• [TASK DESCRIPTION] Tell how many lines include the string "together". Answer with a single number.

• [Dataset entries]
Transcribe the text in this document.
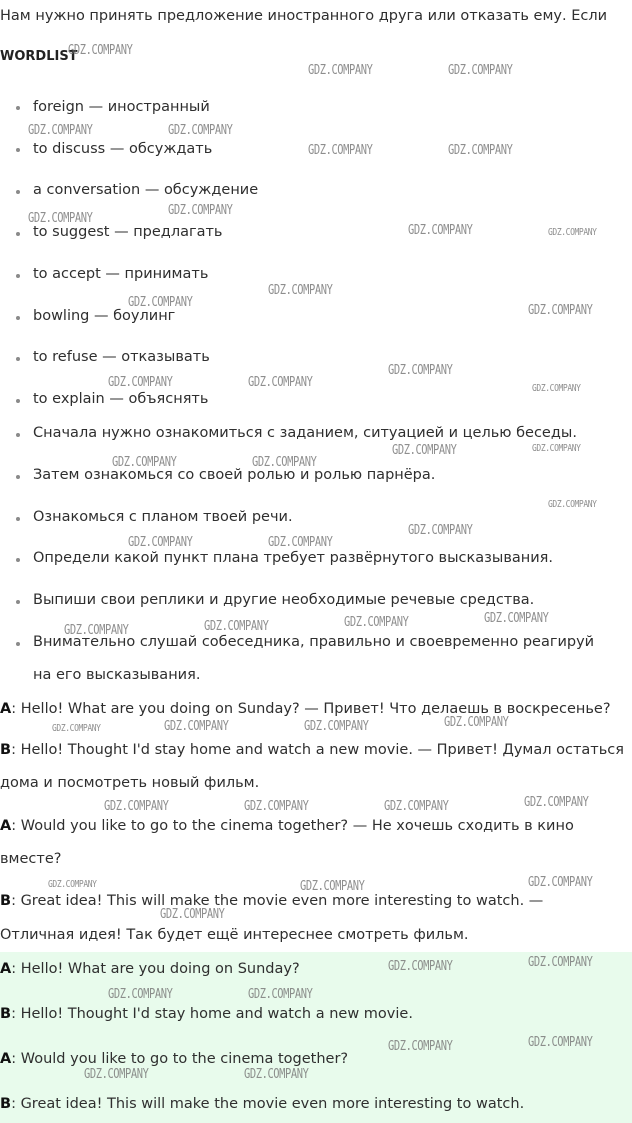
Нам нужно принять предложение иностранного друга или отказать ему. Если
WORDLIST
foreign — иностранный
to discuss — обсуждать
a conversation — обсуждение
to suggest — предлагать
to accept — принимать
bowling — боулинг
to refuse — отказывать
to explain — объяснять
Сначала нужно ознакомиться с заданием, ситуацией и целью беседы.
Затем ознакомься со своей ролью и ролью парнёра.
Ознакомься с планом твоей речи.
Определи какой пункт плана требует развёрнутого высказывания.
Выпиши свои реплики и другие необходимые речевые средства.
Внимательно слушай собеседника, правильно и своевременно реагируй
на его высказывания.
A: Hello! What are you doing on Sunday? — Привет! Что делаешь в воскресенье?
B: Hello! Thought I'd stay home and watch a new movie. — Привет! Думал остаться
дома и посмотреть новый фильм.
A: Would you like to go to the cinema together? — Не хочешь сходить в кино
вместе?
B: Great idea! This will make the movie even more interesting to watch. —
Отличная идея! Так будет ещё интереснее смотреть фильм.
A: Hello! What are you doing on Sunday?
B: Hello! Thought I'd stay home and watch a new movie.
A: Would you like to go to the cinema together?
B: Great idea! This will make the movie even more interesting to watch.
GDZ.COMPANY
GDZ.COMPANY	GDZ.COMPANY
GDZ.COMPANY	GDZ.COMPANY
GDZ.COMPANY	GDZ.COMPANY
GDZ.COMPANY
GDZ.COMPANY
GDZ.COMPANY	GDZ.COMPANY
GDZ.COMPANY
GDZ.COMPANY
GDZ.COMPANY
GDZ.COMPANY
GDZ.COMPANY	GDZ.COMPANY	GDZ.COMPANY
GDZ.COMPANY	GDZ.COMPANY
GDZ.COMPANY	GDZ.COMPANY
GDZ.COMPANY
GDZ.COMPANY
GDZ.COMPANY	GDZ.COMPANY
GDZ.COMPANY
GDZ.COMPANY
GDZ.COMPANY
GDZ.COMPANY
GDZ.COMPANY
GDZ.COMPANY
GDZ.COMPANY
GDZ.COMPANY
GDZ.COMPANY
GDZ.COMPANY
GDZ.COMPANY
GDZ.COMPANY
GDZ.COMPANY
GDZ.COMPANY
GDZ.COMPANY
GDZ.COMPANY
GDZ.COMPANY
GDZ.COMPANY
GDZ.COMPANY	GDZ.COMPANY
GDZ.COMPANY
GDZ.COMPANY
GDZ.COMPANY	GDZ.COMPANY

• [ANSWER TO THE TASK] 2